[Items listed in a dataset]
:::

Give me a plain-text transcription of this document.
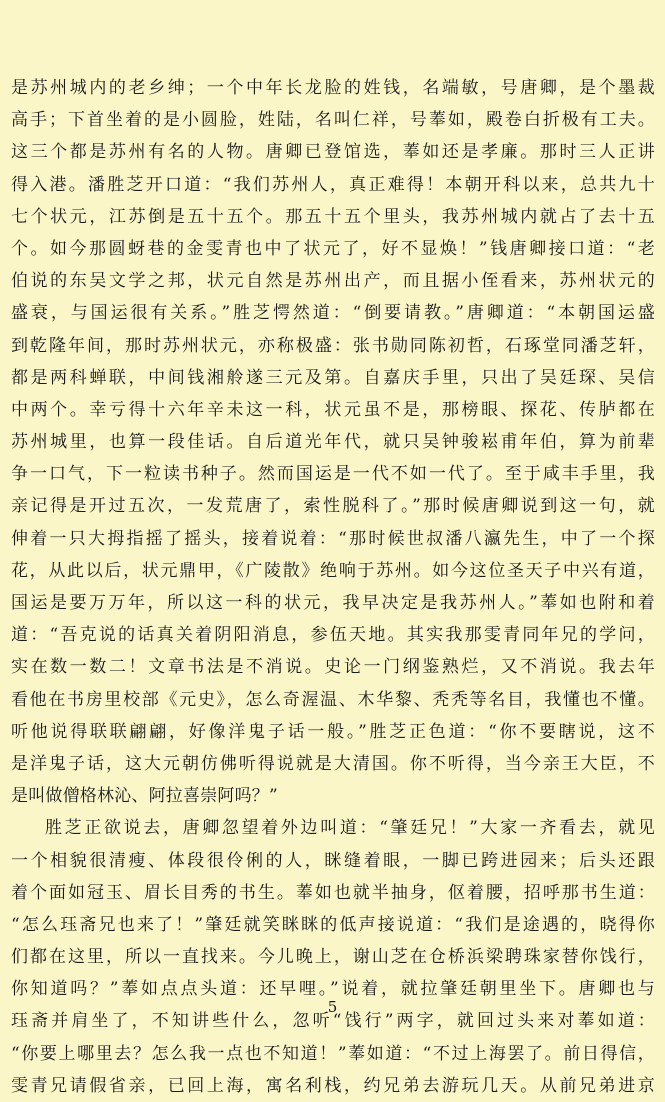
是苏州城内的老乡绅；一个中年长龙脸的姓钱，名端敏，号唐卿，是个墨裁
高手；下首坐着的是小圆脸，姓陆，名叫仁祥，号菶如，殿卷白折极有工夫。
这三个都是苏州有名的人物。唐卿已登馆选，菶如还是孝廉。那时三人正讲
得入港。潘胜芝开口道：“我们苏州人，真正难得！本朝开科以来，总共九十
七个状元，江苏倒是五十五个。那五十五个里头，我苏州城内就占了去十五
个。如今那圆蚜巷的金雯青也中了状元了，好不显焕！”钱唐卿接口道：“老
伯说的东吴文学之邦，状元自然是苏州出产，而且据小侄看来，苏州状元的
盛衰，与国运很有关系。”胜芝愕然道：“倒要请教。”唐卿道：“本朝国运盛
到乾隆年间，那时苏州状元，亦称极盛：张书勋同陈初哲，石琢堂同潘芝轩，
都是两科蝉联，中间钱湘舲遂三元及第。自嘉庆手里，只出了吴廷琛、吴信
中两个。幸亏得十六年辛未这一科，状元虽不是，那榜眼、探花、传胪都在
苏州城里，也算一段佳话。自后道光年代，就只吴钟骏崧甫年伯，算为前辈
争一口气，下一粒读书种子。然而国运是一代不如一代了。至于咸丰手里，我
亲记得是开过五次，一发荒唐了，索性脱科了。”那时候唐卿说到这一句，就
伸着一只大拇指摇了摇头，接着说着：“那时候世叔潘八瀛先生，中了一个探
花，从此以后，状元鼎甲，《广陵散》绝响于苏州。如今这位圣天子中兴有道，
国运是要万万年，所以这一科的状元，我早决定是我苏州人。”菶如也附和着
道：“吾克说的话真关着阴阳消息，参伍天地。其实我那雯青同年兄的学问，
实在数一数二！文章书法是不消说。史论一门纲鉴熟烂，又不消说。我去年
看他在书房里校部《元史》，怎么奇渥温、木华黎、秃秃等名目，我懂也不懂。
听他说得联联翩翩，好像洋鬼子话一般。”胜芝正色道：“你不要瞎说，这不
是洋鬼子话，这大元朝仿佛听得说就是大清国。你不听得，当今亲王大臣，不
是叫做僧格林沁、阿拉喜崇阿吗？”
胜芝正欲说去，唐卿忽望着外边叫道：“肇廷兄！”大家一齐看去，就见
一个相貌很清瘦、体段很伶俐的人，眯缝着眼，一脚已跨进园来；后头还跟
着个面如冠玉、眉长目秀的书生。菶如也就半抽身，伛着腰，招呼那书生道：
“怎么珏斋兄也来了！”肇廷就笑眯眯的低声接说道：“我们是途遇的，晓得你
们都在这里，所以一直找来。今儿晚上，谢山芝在仓桥浜梁聘珠家替你饯行，
你知道吗？”菶如点点头道：还早哩。”说着，就拉肇廷朝里坐下。唐卿也与
珏斋并肩坐了，不知讲些什么，忽听“饯行”两字，就回过头来对菶如道：
“你要上哪里去？怎么我一点也不知道！”菶如道：“不过上海罢了。前日得信，
雯青兄请假省亲，已回上海，寓名利栈，约兄弟去游玩几天。从前兄弟进京
5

:::

Written request: All of the entries need to be transcribed word for word; pictures are left out.

Complete answer:
Give me a plain-text transcription of this document.
是苏州城内的老乡绅；一个中年长龙脸的姓钱，名端敏，号唐卿，是个墨裁
高手；下首坐着的是小圆脸，姓陆，名叫仁祥，号菶如，殿卷白折极有工夫。
这三个都是苏州有名的人物。唐卿已登馆选，菶如还是孝廉。那时三人正讲
得入港。潘胜芝开口道：“我们苏州人，真正难得！本朝开科以来，总共九十
七个状元，江苏倒是五十五个。那五十五个里头，我苏州城内就占了去十五
个。如今那圆蚜巷的金雯青也中了状元了，好不显焕！”钱唐卿接口道：“老
伯说的东吴文学之邦，状元自然是苏州出产，而且据小侄看来，苏州状元的
盛衰，与国运很有关系。”胜芝愕然道：“倒要请教。”唐卿道：“本朝国运盛
到乾隆年间，那时苏州状元，亦称极盛：张书勋同陈初哲，石琢堂同潘芝轩，
都是两科蝉联，中间钱湘舲遂三元及第。自嘉庆手里，只出了吴廷琛、吴信
中两个。幸亏得十六年辛未这一科，状元虽不是，那榜眼、探花、传胪都在
苏州城里，也算一段佳话。自后道光年代，就只吴钟骏崧甫年伯，算为前辈
争一口气，下一粒读书种子。然而国运是一代不如一代了。至于咸丰手里，我
亲记得是开过五次，一发荒唐了，索性脱科了。”那时候唐卿说到这一句，就
伸着一只大拇指摇了摇头，接着说着：“那时候世叔潘八瀛先生，中了一个探
花，从此以后，状元鼎甲，《广陵散》绝响于苏州。如今这位圣天子中兴有道，
国运是要万万年，所以这一科的状元，我早决定是我苏州人。”菶如也附和着
道：“吾克说的话真关着阴阳消息，参伍天地。其实我那雯青同年兄的学问，
实在数一数二！文章书法是不消说。史论一门纲鉴熟烂，又不消说。我去年
看他在书房里校部《元史》，怎么奇渥温、木华黎、秃秃等名目，我懂也不懂。
听他说得联联翩翩，好像洋鬼子话一般。”胜芝正色道：“你不要瞎说，这不
是洋鬼子话，这大元朝仿佛听得说就是大清国。你不听得，当今亲王大臣，不
是叫做僧格林沁、阿拉喜崇阿吗？”
胜芝正欲说去，唐卿忽望着外边叫道：“肇廷兄！”大家一齐看去，就见
一个相貌很清瘦、体段很伶俐的人，眯缝着眼，一脚已跨进园来；后头还跟
着个面如冠玉、眉长目秀的书生。菶如也就半抽身，伛着腰，招呼那书生道：
“怎么珏斋兄也来了！”肇廷就笑眯眯的低声接说道：“我们是途遇的，晓得你
们都在这里，所以一直找来。今儿晚上，谢山芝在仓桥浜梁聘珠家替你饯行，
你知道吗？”菶如点点头道：还早哩。”说着，就拉肇廷朝里坐下。唐卿也与
珏斋并肩坐了，不知讲些什么，忽听“饯行”两字，就回过头来对菶如道：
“你要上哪里去？怎么我一点也不知道！”菶如道：“不过上海罢了。前日得信，
雯青兄请假省亲，已回上海，寓名利栈，约兄弟去游玩几天。从前兄弟进京
5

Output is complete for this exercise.